## PROVIDED RECORDS
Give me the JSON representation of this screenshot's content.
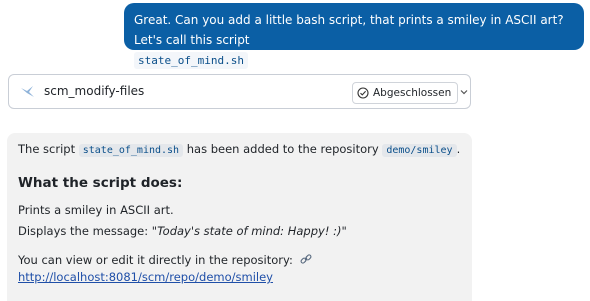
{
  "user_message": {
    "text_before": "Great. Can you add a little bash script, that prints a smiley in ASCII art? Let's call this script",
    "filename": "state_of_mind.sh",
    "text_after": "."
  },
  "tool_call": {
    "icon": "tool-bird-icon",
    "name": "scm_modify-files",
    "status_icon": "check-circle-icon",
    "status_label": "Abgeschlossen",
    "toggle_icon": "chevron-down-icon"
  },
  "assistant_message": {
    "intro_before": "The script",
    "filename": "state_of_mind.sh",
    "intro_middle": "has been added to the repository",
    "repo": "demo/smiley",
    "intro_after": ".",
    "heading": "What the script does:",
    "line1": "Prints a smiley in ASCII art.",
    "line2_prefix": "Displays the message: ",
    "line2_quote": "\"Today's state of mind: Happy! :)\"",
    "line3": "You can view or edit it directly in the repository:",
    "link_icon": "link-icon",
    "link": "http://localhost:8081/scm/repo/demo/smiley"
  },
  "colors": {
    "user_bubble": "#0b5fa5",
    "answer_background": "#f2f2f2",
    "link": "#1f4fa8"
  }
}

## OBJECTIVE
Find the count of lines in the data above where the string "repository" occurs. Provide that number alone.

## TASK OUTPUT
2